**The problem**
Write out the full set of records exactly. Any pictures in them do not belong in the copy.
BEGIN Dataset records
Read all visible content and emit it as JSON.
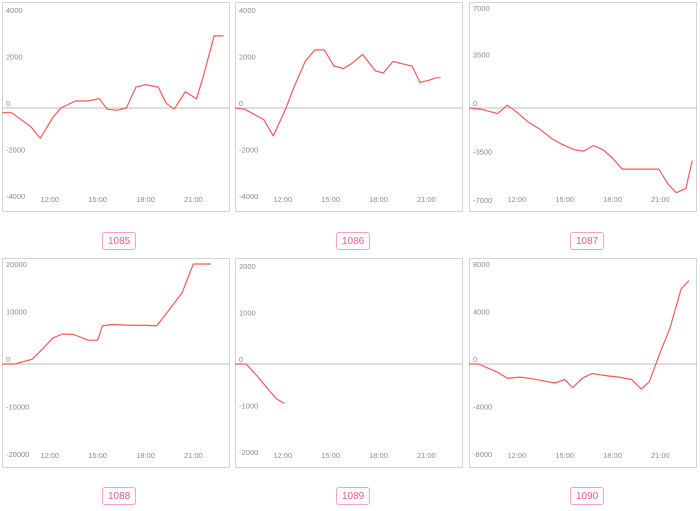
{
  "colors": {
    "line": "#f05a5a",
    "frame": "#d4d4d4",
    "zero_line": "#bdbdbd",
    "badge_border": "#f7a1bd",
    "badge_text": "#e95a8a",
    "tick_text": "#8a8a8a"
  },
  "chart_data": [
    {
      "type": "line",
      "id_label": "1085",
      "ylim": [
        -4300,
        4300
      ],
      "yticks": [
        4000,
        2000,
        0,
        -2000,
        -4000
      ],
      "ytick_labels": [
        "4000",
        "2000",
        "0",
        "-2000",
        "-4000"
      ],
      "xlim": [
        9.0,
        23.3
      ],
      "xticks": [
        12,
        15,
        18,
        21
      ],
      "xtick_labels": [
        "12:00",
        "15:00",
        "18:00",
        "21:00"
      ],
      "x": [
        9.0,
        9.6,
        10.8,
        11.4,
        12.2,
        12.7,
        13.6,
        14.4,
        15.1,
        15.6,
        16.2,
        16.8,
        17.4,
        18.0,
        18.8,
        19.3,
        19.8,
        20.5,
        21.2,
        21.6,
        22.3,
        22.9
      ],
      "values": [
        -200,
        -200,
        -800,
        -1300,
        -400,
        0,
        300,
        300,
        400,
        -50,
        -100,
        0,
        900,
        1000,
        900,
        200,
        -50,
        700,
        400,
        1300,
        3100,
        3100
      ]
    },
    {
      "type": "line",
      "id_label": "1086",
      "ylim": [
        -4300,
        4300
      ],
      "yticks": [
        4000,
        2000,
        0,
        -2000,
        -4000
      ],
      "ytick_labels": [
        "4000",
        "2000",
        "0",
        "-2000",
        "-4000"
      ],
      "xlim": [
        9.0,
        23.3
      ],
      "xticks": [
        12,
        15,
        18,
        21
      ],
      "xtick_labels": [
        "12:00",
        "15:00",
        "18:00",
        "21:00"
      ],
      "x": [
        9.0,
        9.6,
        10.8,
        11.4,
        12.2,
        12.7,
        13.4,
        14.0,
        14.6,
        15.2,
        15.8,
        16.3,
        17.0,
        17.8,
        18.3,
        18.9,
        19.5,
        20.1,
        20.6,
        21.2,
        21.6,
        21.9
      ],
      "values": [
        0,
        -50,
        -500,
        -1200,
        0,
        900,
        2000,
        2500,
        2500,
        1800,
        1700,
        1900,
        2300,
        1600,
        1500,
        2000,
        1900,
        1800,
        1100,
        1200,
        1300,
        1300
      ]
    },
    {
      "type": "line",
      "id_label": "1087",
      "ylim": [
        -7200,
        7200
      ],
      "yticks": [
        7000,
        3500,
        0,
        -3500,
        -7000
      ],
      "ytick_labels": [
        "7000",
        "3500",
        "0",
        "-3500",
        "-7000"
      ],
      "xlim": [
        9.0,
        23.3
      ],
      "xticks": [
        12,
        15,
        18,
        21
      ],
      "xtick_labels": [
        "12:00",
        "15:00",
        "18:00",
        "21:00"
      ],
      "x": [
        9.0,
        9.8,
        10.8,
        11.4,
        12.0,
        12.7,
        13.4,
        14.2,
        14.8,
        15.6,
        16.2,
        16.8,
        17.4,
        18.0,
        18.6,
        19.3,
        20.1,
        20.9,
        21.5,
        22.0,
        22.6,
        23.0
      ],
      "values": [
        0,
        -100,
        -400,
        200,
        -300,
        -1000,
        -1500,
        -2200,
        -2600,
        -3000,
        -3100,
        -2700,
        -3000,
        -3600,
        -4400,
        -4400,
        -4400,
        -4400,
        -5500,
        -6100,
        -5800,
        -3800
      ]
    },
    {
      "type": "line",
      "id_label": "1088",
      "ylim": [
        -21000,
        21000
      ],
      "yticks": [
        20000,
        10000,
        0,
        -10000,
        -20000
      ],
      "ytick_labels": [
        "20000",
        "10000",
        "0",
        "-10000",
        "-20000"
      ],
      "xlim": [
        9.0,
        23.3
      ],
      "xticks": [
        12,
        15,
        18,
        21
      ],
      "xtick_labels": [
        "12:00",
        "15:00",
        "18:00",
        "21:00"
      ],
      "x": [
        9.0,
        9.8,
        10.9,
        11.5,
        12.2,
        12.8,
        13.5,
        14.4,
        15.0,
        15.3,
        15.9,
        16.6,
        17.5,
        18.1,
        18.7,
        19.4,
        20.3,
        21.0,
        21.6,
        22.1
      ],
      "values": [
        0,
        0,
        1000,
        3000,
        5500,
        6300,
        6200,
        5000,
        5000,
        8000,
        8300,
        8200,
        8100,
        8100,
        8000,
        11000,
        15000,
        21000,
        21000,
        21000
      ]
    },
    {
      "type": "line",
      "id_label": "1089",
      "ylim": [
        -2150,
        2150
      ],
      "yticks": [
        2000,
        1000,
        0,
        -1000,
        -2000
      ],
      "ytick_labels": [
        "2000",
        "1000",
        "0",
        "-1000",
        "-2000"
      ],
      "xlim": [
        9.0,
        23.3
      ],
      "xticks": [
        12,
        15,
        18,
        21
      ],
      "xtick_labels": [
        "12:00",
        "15:00",
        "18:00",
        "21:00"
      ],
      "x": [
        9.0,
        9.7,
        10.5,
        11.1,
        11.6,
        12.1
      ],
      "values": [
        0,
        0,
        -300,
        -550,
        -750,
        -850
      ]
    },
    {
      "type": "line",
      "id_label": "1090",
      "ylim": [
        -8400,
        8400
      ],
      "yticks": [
        8000,
        4000,
        0,
        -4000,
        -8000
      ],
      "ytick_labels": [
        "8000",
        "4000",
        "0",
        "-4000",
        "-8000"
      ],
      "xlim": [
        9.0,
        23.3
      ],
      "xticks": [
        12,
        15,
        18,
        21
      ],
      "xtick_labels": [
        "12:00",
        "15:00",
        "18:00",
        "21:00"
      ],
      "x": [
        9.0,
        9.6,
        10.8,
        11.4,
        12.2,
        12.8,
        13.6,
        14.4,
        15.0,
        15.5,
        16.1,
        16.7,
        17.2,
        17.7,
        18.4,
        19.2,
        19.8,
        20.3,
        21.0,
        21.6,
        22.3,
        22.8
      ],
      "values": [
        0,
        0,
        -700,
        -1200,
        -1100,
        -1200,
        -1400,
        -1600,
        -1300,
        -2000,
        -1200,
        -800,
        -900,
        -1000,
        -1100,
        -1300,
        -2100,
        -1500,
        1000,
        3000,
        6300,
        7000
      ]
    }
  ]
}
END Dataset records
**Finished answer**
Read all visible content and emit it as JSON.
{
  "colors": {
    "line": "#f05a5a",
    "frame": "#d4d4d4",
    "zero_line": "#bdbdbd",
    "badge_border": "#f7a1bd",
    "badge_text": "#e95a8a",
    "tick_text": "#8a8a8a"
  },
  "chart_data": [
    {
      "type": "line",
      "id_label": "1085",
      "ylim": [
        -4300,
        4300
      ],
      "yticks": [
        4000,
        2000,
        0,
        -2000,
        -4000
      ],
      "ytick_labels": [
        "4000",
        "2000",
        "0",
        "-2000",
        "-4000"
      ],
      "xlim": [
        9.0,
        23.3
      ],
      "xticks": [
        12,
        15,
        18,
        21
      ],
      "xtick_labels": [
        "12:00",
        "15:00",
        "18:00",
        "21:00"
      ],
      "x": [
        9.0,
        9.6,
        10.8,
        11.4,
        12.2,
        12.7,
        13.6,
        14.4,
        15.1,
        15.6,
        16.2,
        16.8,
        17.4,
        18.0,
        18.8,
        19.3,
        19.8,
        20.5,
        21.2,
        21.6,
        22.3,
        22.9
      ],
      "values": [
        -200,
        -200,
        -800,
        -1300,
        -400,
        0,
        300,
        300,
        400,
        -50,
        -100,
        0,
        900,
        1000,
        900,
        200,
        -50,
        700,
        400,
        1300,
        3100,
        3100
      ]
    },
    {
      "type": "line",
      "id_label": "1086",
      "ylim": [
        -4300,
        4300
      ],
      "yticks": [
        4000,
        2000,
        0,
        -2000,
        -4000
      ],
      "ytick_labels": [
        "4000",
        "2000",
        "0",
        "-2000",
        "-4000"
      ],
      "xlim": [
        9.0,
        23.3
      ],
      "xticks": [
        12,
        15,
        18,
        21
      ],
      "xtick_labels": [
        "12:00",
        "15:00",
        "18:00",
        "21:00"
      ],
      "x": [
        9.0,
        9.6,
        10.8,
        11.4,
        12.2,
        12.7,
        13.4,
        14.0,
        14.6,
        15.2,
        15.8,
        16.3,
        17.0,
        17.8,
        18.3,
        18.9,
        19.5,
        20.1,
        20.6,
        21.2,
        21.6,
        21.9
      ],
      "values": [
        0,
        -50,
        -500,
        -1200,
        0,
        900,
        2000,
        2500,
        2500,
        1800,
        1700,
        1900,
        2300,
        1600,
        1500,
        2000,
        1900,
        1800,
        1100,
        1200,
        1300,
        1300
      ]
    },
    {
      "type": "line",
      "id_label": "1087",
      "ylim": [
        -7200,
        7200
      ],
      "yticks": [
        7000,
        3500,
        0,
        -3500,
        -7000
      ],
      "ytick_labels": [
        "7000",
        "3500",
        "0",
        "-3500",
        "-7000"
      ],
      "xlim": [
        9.0,
        23.3
      ],
      "xticks": [
        12,
        15,
        18,
        21
      ],
      "xtick_labels": [
        "12:00",
        "15:00",
        "18:00",
        "21:00"
      ],
      "x": [
        9.0,
        9.8,
        10.8,
        11.4,
        12.0,
        12.7,
        13.4,
        14.2,
        14.8,
        15.6,
        16.2,
        16.8,
        17.4,
        18.0,
        18.6,
        19.3,
        20.1,
        20.9,
        21.5,
        22.0,
        22.6,
        23.0
      ],
      "values": [
        0,
        -100,
        -400,
        200,
        -300,
        -1000,
        -1500,
        -2200,
        -2600,
        -3000,
        -3100,
        -2700,
        -3000,
        -3600,
        -4400,
        -4400,
        -4400,
        -4400,
        -5500,
        -6100,
        -5800,
        -3800
      ]
    },
    {
      "type": "line",
      "id_label": "1088",
      "ylim": [
        -21000,
        21000
      ],
      "yticks": [
        20000,
        10000,
        0,
        -10000,
        -20000
      ],
      "ytick_labels": [
        "20000",
        "10000",
        "0",
        "-10000",
        "-20000"
      ],
      "xlim": [
        9.0,
        23.3
      ],
      "xticks": [
        12,
        15,
        18,
        21
      ],
      "xtick_labels": [
        "12:00",
        "15:00",
        "18:00",
        "21:00"
      ],
      "x": [
        9.0,
        9.8,
        10.9,
        11.5,
        12.2,
        12.8,
        13.5,
        14.4,
        15.0,
        15.3,
        15.9,
        16.6,
        17.5,
        18.1,
        18.7,
        19.4,
        20.3,
        21.0,
        21.6,
        22.1
      ],
      "values": [
        0,
        0,
        1000,
        3000,
        5500,
        6300,
        6200,
        5000,
        5000,
        8000,
        8300,
        8200,
        8100,
        8100,
        8000,
        11000,
        15000,
        21000,
        21000,
        21000
      ]
    },
    {
      "type": "line",
      "id_label": "1089",
      "ylim": [
        -2150,
        2150
      ],
      "yticks": [
        2000,
        1000,
        0,
        -1000,
        -2000
      ],
      "ytick_labels": [
        "2000",
        "1000",
        "0",
        "-1000",
        "-2000"
      ],
      "xlim": [
        9.0,
        23.3
      ],
      "xticks": [
        12,
        15,
        18,
        21
      ],
      "xtick_labels": [
        "12:00",
        "15:00",
        "18:00",
        "21:00"
      ],
      "x": [
        9.0,
        9.7,
        10.5,
        11.1,
        11.6,
        12.1
      ],
      "values": [
        0,
        0,
        -300,
        -550,
        -750,
        -850
      ]
    },
    {
      "type": "line",
      "id_label": "1090",
      "ylim": [
        -8400,
        8400
      ],
      "yticks": [
        8000,
        4000,
        0,
        -4000,
        -8000
      ],
      "ytick_labels": [
        "8000",
        "4000",
        "0",
        "-4000",
        "-8000"
      ],
      "xlim": [
        9.0,
        23.3
      ],
      "xticks": [
        12,
        15,
        18,
        21
      ],
      "xtick_labels": [
        "12:00",
        "15:00",
        "18:00",
        "21:00"
      ],
      "x": [
        9.0,
        9.6,
        10.8,
        11.4,
        12.2,
        12.8,
        13.6,
        14.4,
        15.0,
        15.5,
        16.1,
        16.7,
        17.2,
        17.7,
        18.4,
        19.2,
        19.8,
        20.3,
        21.0,
        21.6,
        22.3,
        22.8
      ],
      "values": [
        0,
        0,
        -700,
        -1200,
        -1100,
        -1200,
        -1400,
        -1600,
        -1300,
        -2000,
        -1200,
        -800,
        -900,
        -1000,
        -1100,
        -1300,
        -2100,
        -1500,
        1000,
        3000,
        6300,
        7000
      ]
    }
  ]
}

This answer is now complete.